A year and a half after the first pitch at SunTrust Park, Cobb has yet to account for tens of millions of dollars in stadium construction work and officials haven’t independently confirmed a final price tag on the county’s largest, most controversial public works project.
The seeming lack of interest in tracking the true cost of a county-owned asset built with massive public investment reflects what some see as a lack of basic oversight by Cobb officials.
The Braves, who managed the stadium construction, say at $684 million, the ballpark exceeded its budget, with the team covering more than its share. But Cobb only has invoices covering $536 million, meaning there are roughly $148 million in construction costs for which Cobb officials have not reviewed receipts.
“We have invoices for all work that was the county’s responsibility to pay for,” the county said in a statement.
Determining the stadium’s final cost and the percentage paid by the county and the Braves is vital to understanding taxpayers’ role in a project touted as a win-win partnership when officials announced it five years ago.
The contract inked with the Braves stipulates that if the project came under budget, the savings may be applied toward “mutually agreed upon” stadium improvements or a capital maintenance fund — both expenses that taxpayers must help cover.
The lack of a clear accounting means the county is at a disadvantage to verify if there were any savings and hampers public scrutiny of what the Braves claimed as a stadium expense.
Cobb Chairman Mike Boyce said the remaining invoices don’t matter because Cobb’s contribution to the stadium is fixed and it won’t change, regardless of the final tally for construction.
In 2016, Boyce rode a wave of voter discontent over the stadium deal to defeat former chairman Tim Lee. Part of his platform was a call for greater transparency with regards the ballpark. Boyce now dismisses concerns over the county’s book-keeping, saying he has no leverage anyway to compel the Braves to provide more documentation.
A provision in the contract allows either side to audit the project.
“We’ve paid our bills,” Boyce said. “Both sides are now in agreement that we have fulfilled all our obligations.”
Ongoing costs at SunTrust Park and who pays for them are hardly a settled matter. In September, the county and the Braves resolved a legal dispute over $1.5 million in sewer infrastructure. Previously, the Braves successfully argued that certain road improvements around the ballpark did not count toward the county's $14 million stadium transportation obligation, forcing Cobb to dip into its water fund to reimburse the team.
No ‘pointed questions’
In statements to the public as recently as this year, Braves and county officials have consistently emphasized that the team was paying the lion’s share of the ballpark construction, budgeted at $672 million.
Those figures were always potentially misleading. In fact, the development agreement the county signed in May 2014 put the stadium budget at $622 million, with the Braves kicking in another $50 million in “discretionary” funds if they wanted.

◆ TASK
Please transcribe the passage of the article on SunTrust Park stadium costs starting at "Ongoing costs at" and ending at "reimburse the team.". Use only the article on SunTrust Park stadium costs for this.

◆ DATA SUPPLIED
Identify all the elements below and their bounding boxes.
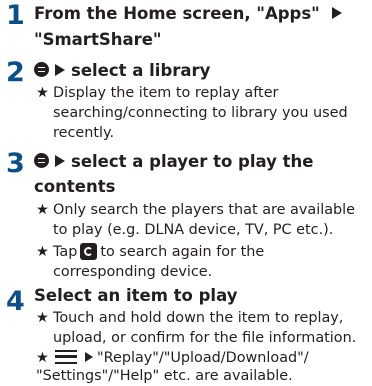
note-line: Display the item to replay after <box>53 85 279 101</box>
step-number: 2 <box>6 57 25 88</box>
menu-icon[interactable] <box>55 350 77 364</box>
note-text: to search again for the <box>100 244 265 260</box>
step-number: 1 <box>6 0 25 31</box>
star-icon: ★ <box>36 202 49 218</box>
refresh-icon[interactable] <box>80 242 98 260</box>
note-line: recently. <box>53 125 115 141</box>
step-number: 4 <box>6 286 25 317</box>
note-line: Touch and hold down the item to replay, <box>53 310 344 326</box>
step-number: 3 <box>6 148 25 179</box>
right-triangle-icon <box>331 6 342 19</box>
library-icon <box>34 62 49 77</box>
step-heading-line-2: contents <box>34 177 116 196</box>
star-icon: ★ <box>36 310 49 326</box>
heading-text: select a player to play the <box>71 152 314 171</box>
note-text: "Replay"/"Upload/Download"/ <box>97 350 309 366</box>
step-heading: From the Home screen, "Apps" <box>34 2 348 26</box>
player-icon <box>34 153 49 168</box>
step-heading: select a library <box>34 59 210 83</box>
star-icon: ★ <box>36 85 49 101</box>
note-line: searching/connecting to library you used <box>53 105 348 121</box>
right-triangle-icon <box>55 63 65 76</box>
heading-text: select a library <box>71 61 211 80</box>
note-text: Tap <box>53 244 78 260</box>
step-heading: select a player to play the <box>34 150 313 174</box>
note-line: upload, or confirm for the file informat… <box>53 330 357 346</box>
step-heading-line-2: "SmartShare" <box>34 30 162 49</box>
note-line: to play (e.g. DLNA device, TV, PC etc.). <box>53 222 334 238</box>
star-icon: ★ <box>36 350 49 366</box>
note-line: "Settings"/"Help" etc. are available. <box>36 368 293 384</box>
note-line: Only search the players that are availab… <box>53 202 356 218</box>
star-icon: ★ <box>36 244 49 260</box>
right-triangle-icon <box>55 154 65 167</box>
right-triangle-icon <box>85 352 93 362</box>
heading-line: From the Home screen, "Apps" <box>34 4 320 23</box>
step-heading: Select an item to play <box>34 286 238 305</box>
note-line: corresponding device. <box>53 264 213 280</box>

◆ ANSWER IN FULL
Ongoing costs at SunTrust Park and who pays for them are hardly a settled matter. In September, the county and the Braves resolved a legal dispute over $1.5 million in sewer infrastructure. Previously, the Braves successfully argued that certain road improvements around the ballpark did not count toward the county's $14 million stadium transportation obligation, forcing Cobb to dip into its water fund to reimburse the team.